# The request
Set every record down verbatim and omit the pictures.

# Material
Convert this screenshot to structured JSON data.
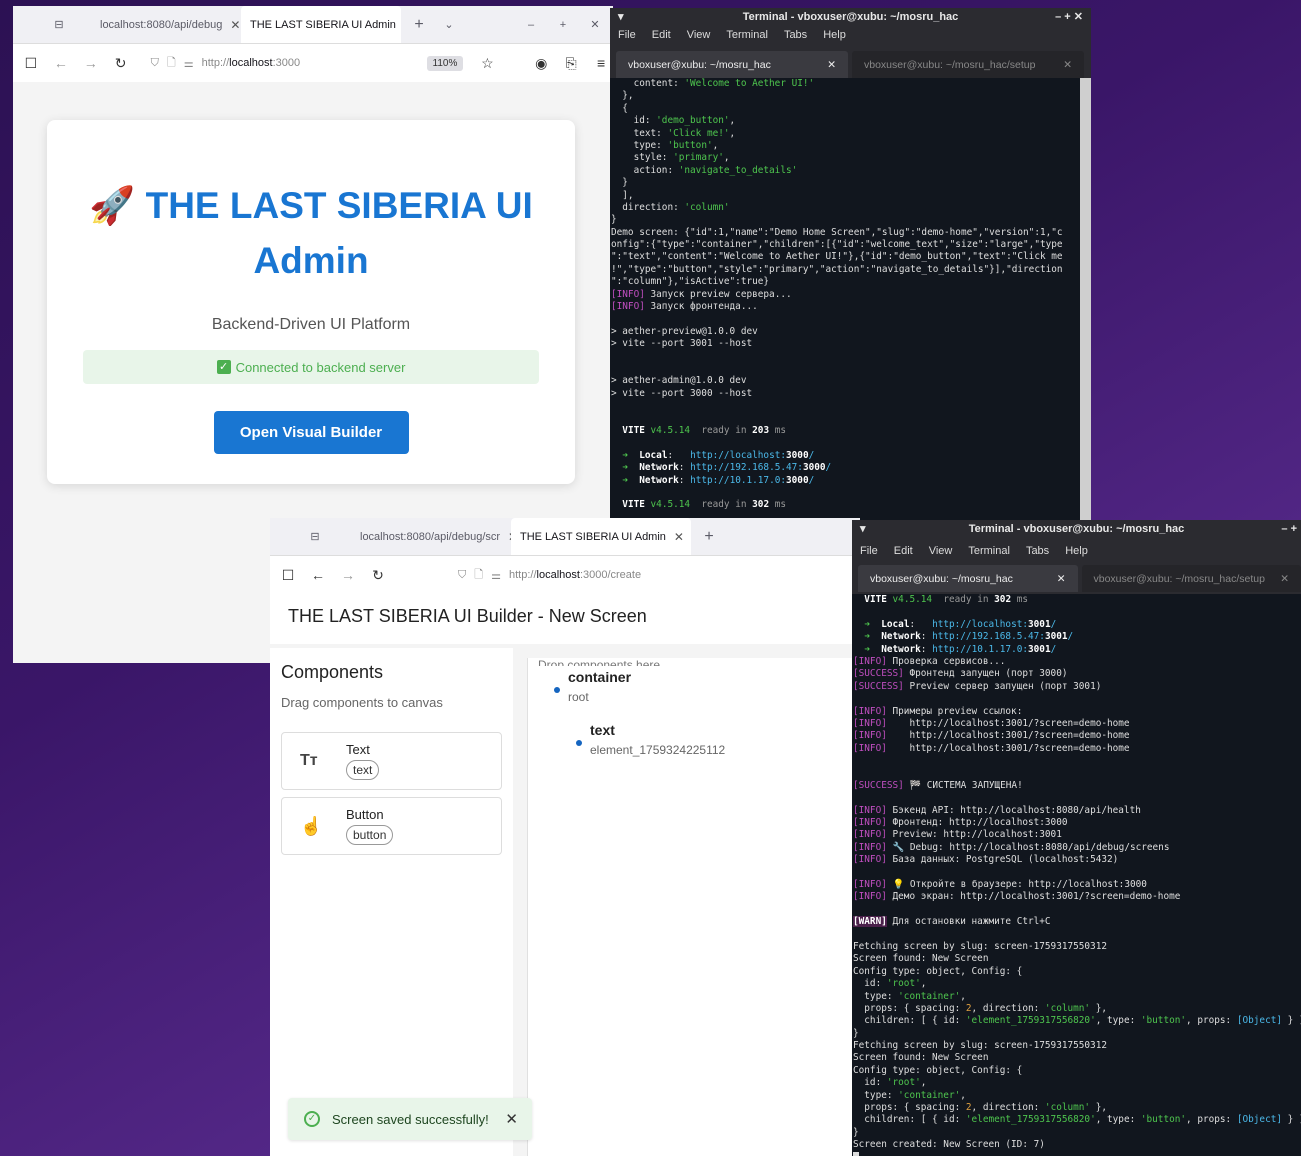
{
  "win1": {
    "tabs": [
      {
        "label": "localhost:8080/api/debug"
      },
      {
        "label": "THE LAST SIBERIA UI Admin"
      }
    ],
    "url_prefix": "http://",
    "url_host": "localhost",
    "url_rest": ":3000",
    "zoom": "110%",
    "card": {
      "emoji": "🚀",
      "title": "THE LAST SIBERIA UI Admin",
      "subtitle": "Backend-Driven UI Platform",
      "status": "Connected to backend server",
      "button": "Open Visual Builder"
    }
  },
  "term1": {
    "title": "Terminal - vboxuser@xubu: ~/mosru_hac",
    "menu": [
      "File",
      "Edit",
      "View",
      "Terminal",
      "Tabs",
      "Help"
    ],
    "tabs": [
      "vboxuser@xubu: ~/mosru_hac",
      "vboxuser@xubu: ~/mosru_hac/setup"
    ],
    "lines": [
      "    content: 'Welcome to Aether UI!'",
      "  },",
      "  {",
      "    id: 'demo_button',",
      "    text: 'Click me!',",
      "    type: 'button',",
      "    style: 'primary',",
      "    action: 'navigate_to_details'",
      "  }",
      "  ],",
      "  direction: 'column'",
      "}",
      "Demo screen: {\"id\":1,\"name\":\"Demo Home Screen\",\"slug\":\"demo-home\",\"version\":1,\"c",
      "onfig\":{\"type\":\"container\",\"children\":[{\"id\":\"welcome_text\",\"size\":\"large\",\"type",
      "\":\"text\",\"content\":\"Welcome to Aether UI!\"},{\"id\":\"demo_button\",\"text\":\"Click me",
      "!\",\"type\":\"button\",\"style\":\"primary\",\"action\":\"navigate_to_details\"}],\"direction",
      "\":\"column\"},\"isActive\":true}",
      "[INFO] Запуск preview сервера...",
      "[INFO] Запуск фронтенда...",
      "",
      "> aether-preview@1.0.0 dev",
      "> vite --port 3001 --host",
      "",
      "",
      "> aether-admin@1.0.0 dev",
      "> vite --port 3000 --host",
      "",
      "",
      "  VITE v4.5.14  ready in 203 ms",
      "",
      "  ➜  Local:   http://localhost:3000/",
      "  ➜  Network: http://192.168.5.47:3000/",
      "  ➜  Network: http://10.1.17.0:3000/",
      "",
      "  VITE v4.5.14  ready in 302 ms"
    ]
  },
  "win2": {
    "tabs": [
      {
        "label": "localhost:8080/api/debug/scr"
      },
      {
        "label": "THE LAST SIBERIA UI Admin"
      }
    ],
    "url_prefix": "http://",
    "url_host": "localhost",
    "url_rest": ":3000/create",
    "header": "THE LAST SIBERIA UI Builder - New Screen",
    "components_title": "Components",
    "components_hint": "Drag components to canvas",
    "components": [
      {
        "name": "Text",
        "tag": "text",
        "icon": "Tт"
      },
      {
        "name": "Button",
        "tag": "button",
        "icon": "☝"
      }
    ],
    "canvas_hint": "Drop components here",
    "tree": [
      {
        "type": "container",
        "id": "root"
      },
      {
        "type": "text",
        "id": "element_1759324225112"
      }
    ],
    "toast": "Screen saved successfully!"
  },
  "term2": {
    "title": "Terminal - vboxuser@xubu: ~/mosru_hac",
    "menu": [
      "File",
      "Edit",
      "View",
      "Terminal",
      "Tabs",
      "Help"
    ],
    "tabs": [
      "vboxuser@xubu: ~/mosru_hac",
      "vboxuser@xubu: ~/mosru_hac/setup"
    ],
    "lines": [
      "  VITE v4.5.14  ready in 302 ms",
      "",
      "  ➜  Local:   http://localhost:3001/",
      "  ➜  Network: http://192.168.5.47:3001/",
      "  ➜  Network: http://10.1.17.0:3001/",
      "[INFO] Проверка сервисов...",
      "[SUCCESS] Фронтенд запущен (порт 3000)",
      "[SUCCESS] Preview сервер запущен (порт 3001)",
      "",
      "[INFO] Примеры preview ссылок:",
      "[INFO]    http://localhost:3001/?screen=demo-home",
      "[INFO]    http://localhost:3001/?screen=demo-home",
      "[INFO]    http://localhost:3001/?screen=demo-home",
      "",
      "",
      "[SUCCESS] 🏁 СИСТЕМА ЗАПУЩЕНА!",
      "",
      "[INFO] Бэкенд API: http://localhost:8080/api/health",
      "[INFO] Фронтенд: http://localhost:3000",
      "[INFO] Preview: http://localhost:3001",
      "[INFO] 🔧 Debug: http://localhost:8080/api/debug/screens",
      "[INFO] База данных: PostgreSQL (localhost:5432)",
      "",
      "[INFO] 💡 Откройте в браузере: http://localhost:3000",
      "[INFO] Демо экран: http://localhost:3001/?screen=demo-home",
      "",
      "[WARN] Для остановки нажмите Ctrl+C",
      "",
      "Fetching screen by slug: screen-1759317550312",
      "Screen found: New Screen",
      "Config type: object, Config: {",
      "  id: 'root',",
      "  type: 'container',",
      "  props: { spacing: 2, direction: 'column' },",
      "  children: [ { id: 'element_1759317556820', type: 'button', props: [Object] } ]",
      "}",
      "Fetching screen by slug: screen-1759317550312",
      "Screen found: New Screen",
      "Config type: object, Config: {",
      "  id: 'root',",
      "  type: 'container',",
      "  props: { spacing: 2, direction: 'column' },",
      "  children: [ { id: 'element_1759317556820', type: 'button', props: [Object] } ]",
      "}",
      "Screen created: New Screen (ID: 7)"
    ]
  }
}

# Exercise answer
Convert this screenshot to structured JSON data.
{
  "win1": {
    "tabs": [
      {
        "label": "localhost:8080/api/debug"
      },
      {
        "label": "THE LAST SIBERIA UI Admin"
      }
    ],
    "url_prefix": "http://",
    "url_host": "localhost",
    "url_rest": ":3000",
    "zoom": "110%",
    "card": {
      "emoji": "🚀",
      "title": "THE LAST SIBERIA UI Admin",
      "subtitle": "Backend-Driven UI Platform",
      "status": "Connected to backend server",
      "button": "Open Visual Builder"
    }
  },
  "term1": {
    "title": "Terminal - vboxuser@xubu: ~/mosru_hac",
    "menu": [
      "File",
      "Edit",
      "View",
      "Terminal",
      "Tabs",
      "Help"
    ],
    "tabs": [
      "vboxuser@xubu: ~/mosru_hac",
      "vboxuser@xubu: ~/mosru_hac/setup"
    ],
    "lines": [
      "    content: 'Welcome to Aether UI!'",
      "  },",
      "  {",
      "    id: 'demo_button',",
      "    text: 'Click me!',",
      "    type: 'button',",
      "    style: 'primary',",
      "    action: 'navigate_to_details'",
      "  }",
      "  ],",
      "  direction: 'column'",
      "}",
      "Demo screen: {\"id\":1,\"name\":\"Demo Home Screen\",\"slug\":\"demo-home\",\"version\":1,\"c",
      "onfig\":{\"type\":\"container\",\"children\":[{\"id\":\"welcome_text\",\"size\":\"large\",\"type",
      "\":\"text\",\"content\":\"Welcome to Aether UI!\"},{\"id\":\"demo_button\",\"text\":\"Click me",
      "!\",\"type\":\"button\",\"style\":\"primary\",\"action\":\"navigate_to_details\"}],\"direction",
      "\":\"column\"},\"isActive\":true}",
      "[INFO] Запуск preview сервера...",
      "[INFO] Запуск фронтенда...",
      "",
      "> aether-preview@1.0.0 dev",
      "> vite --port 3001 --host",
      "",
      "",
      "> aether-admin@1.0.0 dev",
      "> vite --port 3000 --host",
      "",
      "",
      "  VITE v4.5.14  ready in 203 ms",
      "",
      "  ➜  Local:   http://localhost:3000/",
      "  ➜  Network: http://192.168.5.47:3000/",
      "  ➜  Network: http://10.1.17.0:3000/",
      "",
      "  VITE v4.5.14  ready in 302 ms"
    ]
  },
  "win2": {
    "tabs": [
      {
        "label": "localhost:8080/api/debug/scr"
      },
      {
        "label": "THE LAST SIBERIA UI Admin"
      }
    ],
    "url_prefix": "http://",
    "url_host": "localhost",
    "url_rest": ":3000/create",
    "header": "THE LAST SIBERIA UI Builder - New Screen",
    "components_title": "Components",
    "components_hint": "Drag components to canvas",
    "components": [
      {
        "name": "Text",
        "tag": "text",
        "icon": "Tт"
      },
      {
        "name": "Button",
        "tag": "button",
        "icon": "☝"
      }
    ],
    "canvas_hint": "Drop components here",
    "tree": [
      {
        "type": "container",
        "id": "root"
      },
      {
        "type": "text",
        "id": "element_1759324225112"
      }
    ],
    "toast": "Screen saved successfully!"
  },
  "term2": {
    "title": "Terminal - vboxuser@xubu: ~/mosru_hac",
    "menu": [
      "File",
      "Edit",
      "View",
      "Terminal",
      "Tabs",
      "Help"
    ],
    "tabs": [
      "vboxuser@xubu: ~/mosru_hac",
      "vboxuser@xubu: ~/mosru_hac/setup"
    ],
    "lines": [
      "  VITE v4.5.14  ready in 302 ms",
      "",
      "  ➜  Local:   http://localhost:3001/",
      "  ➜  Network: http://192.168.5.47:3001/",
      "  ➜  Network: http://10.1.17.0:3001/",
      "[INFO] Проверка сервисов...",
      "[SUCCESS] Фронтенд запущен (порт 3000)",
      "[SUCCESS] Preview сервер запущен (порт 3001)",
      "",
      "[INFO] Примеры preview ссылок:",
      "[INFO]    http://localhost:3001/?screen=demo-home",
      "[INFO]    http://localhost:3001/?screen=demo-home",
      "[INFO]    http://localhost:3001/?screen=demo-home",
      "",
      "",
      "[SUCCESS] 🏁 СИСТЕМА ЗАПУЩЕНА!",
      "",
      "[INFO] Бэкенд API: http://localhost:8080/api/health",
      "[INFO] Фронтенд: http://localhost:3000",
      "[INFO] Preview: http://localhost:3001",
      "[INFO] 🔧 Debug: http://localhost:8080/api/debug/screens",
      "[INFO] База данных: PostgreSQL (localhost:5432)",
      "",
      "[INFO] 💡 Откройте в браузере: http://localhost:3000",
      "[INFO] Демо экран: http://localhost:3001/?screen=demo-home",
      "",
      "[WARN] Для остановки нажмите Ctrl+C",
      "",
      "Fetching screen by slug: screen-1759317550312",
      "Screen found: New Screen",
      "Config type: object, Config: {",
      "  id: 'root',",
      "  type: 'container',",
      "  props: { spacing: 2, direction: 'column' },",
      "  children: [ { id: 'element_1759317556820', type: 'button', props: [Object] } ]",
      "}",
      "Fetching screen by slug: screen-1759317550312",
      "Screen found: New Screen",
      "Config type: object, Config: {",
      "  id: 'root',",
      "  type: 'container',",
      "  props: { spacing: 2, direction: 'column' },",
      "  children: [ { id: 'element_1759317556820', type: 'button', props: [Object] } ]",
      "}",
      "Screen created: New Screen (ID: 7)"
    ]
  }
}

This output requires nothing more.